WORK TO COMPLETE. List every bracketed reference number cited in the passage on sickness absence, in the order they appear.

DOCUMENT SECTION.
A cross-sectional study that was conducted in 2009 at a university hospital, a total of 377 (12.1 %) employees had 416 spells of sickness absence with 639 sick-off days. Mean days were 1.7 and mean episode was 1.1 [6]. A descriptive and cross-sectional study, which was done in 2010 at Mazandaran University of Medical Sciences. Based on the results, 1200 employees were left the organization due to the sickness issue, which 957 (79.7%) of them were studied. Also, total average sick leave days and total sick leave days were 2±1 and 2571 [7]. In Pines survey, mean days were 10.6-11.5 [11]. Mean number of sick leave episodes increased significantly during the study period, from 1.8 to 2.3 in Norway and in Denmark, from 2 to 2.2 in Krane study [10]. In our study, mean days of sickness absence were more than other studies because most studies have been done on short-term sickness absenteeism.

EXTRACTED MATERIAL.

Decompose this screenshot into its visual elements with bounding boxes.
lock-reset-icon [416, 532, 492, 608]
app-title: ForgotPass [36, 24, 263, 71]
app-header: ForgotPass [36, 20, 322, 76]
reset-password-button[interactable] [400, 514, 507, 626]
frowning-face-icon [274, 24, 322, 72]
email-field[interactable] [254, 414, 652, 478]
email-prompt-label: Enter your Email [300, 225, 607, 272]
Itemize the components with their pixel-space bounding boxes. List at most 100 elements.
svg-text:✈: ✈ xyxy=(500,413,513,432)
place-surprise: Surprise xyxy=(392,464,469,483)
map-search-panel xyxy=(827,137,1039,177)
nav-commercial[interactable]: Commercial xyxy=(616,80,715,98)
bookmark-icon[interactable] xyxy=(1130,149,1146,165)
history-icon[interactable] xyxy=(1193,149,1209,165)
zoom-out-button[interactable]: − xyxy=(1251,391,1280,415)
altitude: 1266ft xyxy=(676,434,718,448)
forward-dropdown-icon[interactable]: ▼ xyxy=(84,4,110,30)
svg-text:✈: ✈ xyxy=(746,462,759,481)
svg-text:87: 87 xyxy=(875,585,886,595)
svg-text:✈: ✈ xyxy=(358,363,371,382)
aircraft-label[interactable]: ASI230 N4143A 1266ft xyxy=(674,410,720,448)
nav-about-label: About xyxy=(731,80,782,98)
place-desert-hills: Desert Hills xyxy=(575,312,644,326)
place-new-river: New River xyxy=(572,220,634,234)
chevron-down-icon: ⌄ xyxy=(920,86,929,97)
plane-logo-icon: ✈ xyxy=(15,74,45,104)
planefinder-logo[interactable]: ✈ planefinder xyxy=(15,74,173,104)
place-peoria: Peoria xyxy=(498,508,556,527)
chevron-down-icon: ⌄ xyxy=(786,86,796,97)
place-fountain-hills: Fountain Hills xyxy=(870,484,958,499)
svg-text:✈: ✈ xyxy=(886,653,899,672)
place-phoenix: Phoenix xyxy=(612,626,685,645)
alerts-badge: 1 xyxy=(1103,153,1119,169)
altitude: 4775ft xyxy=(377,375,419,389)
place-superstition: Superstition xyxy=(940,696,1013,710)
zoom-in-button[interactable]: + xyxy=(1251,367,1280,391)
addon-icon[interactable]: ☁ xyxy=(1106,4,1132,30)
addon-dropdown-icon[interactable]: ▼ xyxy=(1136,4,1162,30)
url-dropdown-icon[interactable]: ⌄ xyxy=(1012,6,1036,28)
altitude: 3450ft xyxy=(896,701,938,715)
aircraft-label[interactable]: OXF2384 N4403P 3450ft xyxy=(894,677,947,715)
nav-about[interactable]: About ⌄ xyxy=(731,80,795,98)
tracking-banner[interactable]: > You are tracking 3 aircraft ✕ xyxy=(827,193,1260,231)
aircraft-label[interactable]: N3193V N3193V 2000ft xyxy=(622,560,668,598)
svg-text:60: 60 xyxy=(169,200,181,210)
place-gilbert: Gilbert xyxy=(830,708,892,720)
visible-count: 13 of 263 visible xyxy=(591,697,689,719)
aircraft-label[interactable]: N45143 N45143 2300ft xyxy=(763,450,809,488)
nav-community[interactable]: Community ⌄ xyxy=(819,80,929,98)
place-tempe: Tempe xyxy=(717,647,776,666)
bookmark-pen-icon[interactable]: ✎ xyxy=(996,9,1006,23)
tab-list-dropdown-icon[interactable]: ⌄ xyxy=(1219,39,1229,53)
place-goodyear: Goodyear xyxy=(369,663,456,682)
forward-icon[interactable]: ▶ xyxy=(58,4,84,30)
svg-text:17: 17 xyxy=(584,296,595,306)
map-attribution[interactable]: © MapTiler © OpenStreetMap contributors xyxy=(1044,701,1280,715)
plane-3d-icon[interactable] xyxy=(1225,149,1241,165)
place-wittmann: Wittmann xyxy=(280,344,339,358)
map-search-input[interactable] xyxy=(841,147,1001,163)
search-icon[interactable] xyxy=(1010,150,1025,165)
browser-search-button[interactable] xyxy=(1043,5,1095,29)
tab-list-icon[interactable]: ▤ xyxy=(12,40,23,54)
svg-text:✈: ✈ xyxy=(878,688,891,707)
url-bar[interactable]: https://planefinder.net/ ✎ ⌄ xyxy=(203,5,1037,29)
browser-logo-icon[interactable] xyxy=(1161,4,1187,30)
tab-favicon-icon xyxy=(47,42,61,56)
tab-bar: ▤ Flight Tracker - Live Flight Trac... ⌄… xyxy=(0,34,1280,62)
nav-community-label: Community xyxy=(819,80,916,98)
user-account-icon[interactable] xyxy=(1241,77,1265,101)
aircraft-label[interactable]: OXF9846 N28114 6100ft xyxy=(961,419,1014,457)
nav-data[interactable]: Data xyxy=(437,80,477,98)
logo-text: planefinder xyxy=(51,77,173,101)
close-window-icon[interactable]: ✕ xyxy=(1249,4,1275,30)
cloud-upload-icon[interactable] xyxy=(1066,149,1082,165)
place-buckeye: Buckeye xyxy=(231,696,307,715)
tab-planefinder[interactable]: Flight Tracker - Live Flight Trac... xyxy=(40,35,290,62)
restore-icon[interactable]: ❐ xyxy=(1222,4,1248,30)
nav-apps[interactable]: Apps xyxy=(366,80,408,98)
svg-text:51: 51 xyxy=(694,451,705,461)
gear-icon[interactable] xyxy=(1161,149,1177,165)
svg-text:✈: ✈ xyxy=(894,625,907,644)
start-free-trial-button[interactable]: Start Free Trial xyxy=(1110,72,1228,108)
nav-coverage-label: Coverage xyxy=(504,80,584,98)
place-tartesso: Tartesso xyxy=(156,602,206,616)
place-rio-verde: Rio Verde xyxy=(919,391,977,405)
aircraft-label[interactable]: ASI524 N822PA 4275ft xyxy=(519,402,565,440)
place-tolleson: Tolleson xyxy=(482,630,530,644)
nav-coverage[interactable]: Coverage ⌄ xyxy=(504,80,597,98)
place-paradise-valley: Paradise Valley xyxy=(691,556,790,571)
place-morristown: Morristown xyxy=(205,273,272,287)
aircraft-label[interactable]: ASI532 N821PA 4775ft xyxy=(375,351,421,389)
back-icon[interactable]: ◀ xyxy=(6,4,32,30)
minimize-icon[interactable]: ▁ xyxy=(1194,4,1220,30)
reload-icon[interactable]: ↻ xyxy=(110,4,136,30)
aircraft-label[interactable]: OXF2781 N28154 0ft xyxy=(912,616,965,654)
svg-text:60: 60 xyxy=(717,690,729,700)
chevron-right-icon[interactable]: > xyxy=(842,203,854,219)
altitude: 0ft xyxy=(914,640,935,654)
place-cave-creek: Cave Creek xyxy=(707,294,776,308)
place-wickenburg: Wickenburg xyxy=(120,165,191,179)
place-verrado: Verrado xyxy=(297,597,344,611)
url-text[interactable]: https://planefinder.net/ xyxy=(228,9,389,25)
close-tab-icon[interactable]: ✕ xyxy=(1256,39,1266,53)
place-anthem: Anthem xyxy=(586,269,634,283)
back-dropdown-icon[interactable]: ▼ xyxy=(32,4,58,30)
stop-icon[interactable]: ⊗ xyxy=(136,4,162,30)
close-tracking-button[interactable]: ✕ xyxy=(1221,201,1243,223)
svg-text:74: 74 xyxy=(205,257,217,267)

SOLUTION FOR THIS EXERCISE. [6], [7], [11], [10]